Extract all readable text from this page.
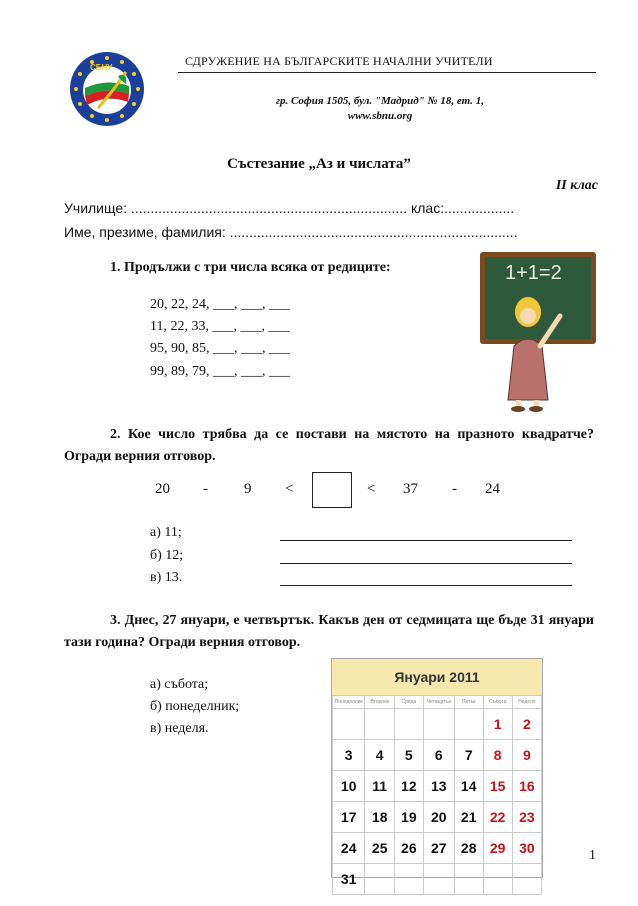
СБНУ	СДРУЖЕНИЕ НА БЪЛГАРСКИТЕ НАЧАЛНИ УЧИТЕЛИ
гр. София 1505, бул. "Мадрид" № 18, ет. 1,
www.sbnu.org
Състезание „Аз и числата”
II клас
Училище: ....................................................................... клас:..................
Име, презиме, фамилия: ..........................................................................
1. Продължи с три числа всяка от редиците:
20, 22, 24, ___, ___, ___
11, 22, 33, ___, ___, ___
95, 90, 85, ___, ___, ___
99, 89, 79, ___, ___, ___
1+1=2
2. Кое число трябва да се постави на мястото на празното квадратче? Огради верния отговор.
20 - 9 <	< 37 - 24
а) 11;
б) 12;
в) 13.
3. Днес, 27 януари, е четвъртък. Какъв ден от седмицата ще бъде 31 януари тази година? Огради верния отговор.
а) събота;
б) понеделник;
в) неделя.
Януари 2011
Понеделник	Вторник	Сряда	Четвъртък	Петък	Събота	Неделя
					1	2
3	4	5	6	7	8	9
10	11	12	13	14	15	16
17	18	19	20	21	22	23
24	25	26	27	28	29	30
31						
1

+--

Copy out every line that includes the word "Огради".

Result of the exercise >>
2. Кое число трябва да се постави на мястото на празното квадратче? Огради верния отговор.
3. Днес, 27 януари, е четвъртък. Какъв ден от седмицата ще бъде 31 януари тази година? Огради верния отговор.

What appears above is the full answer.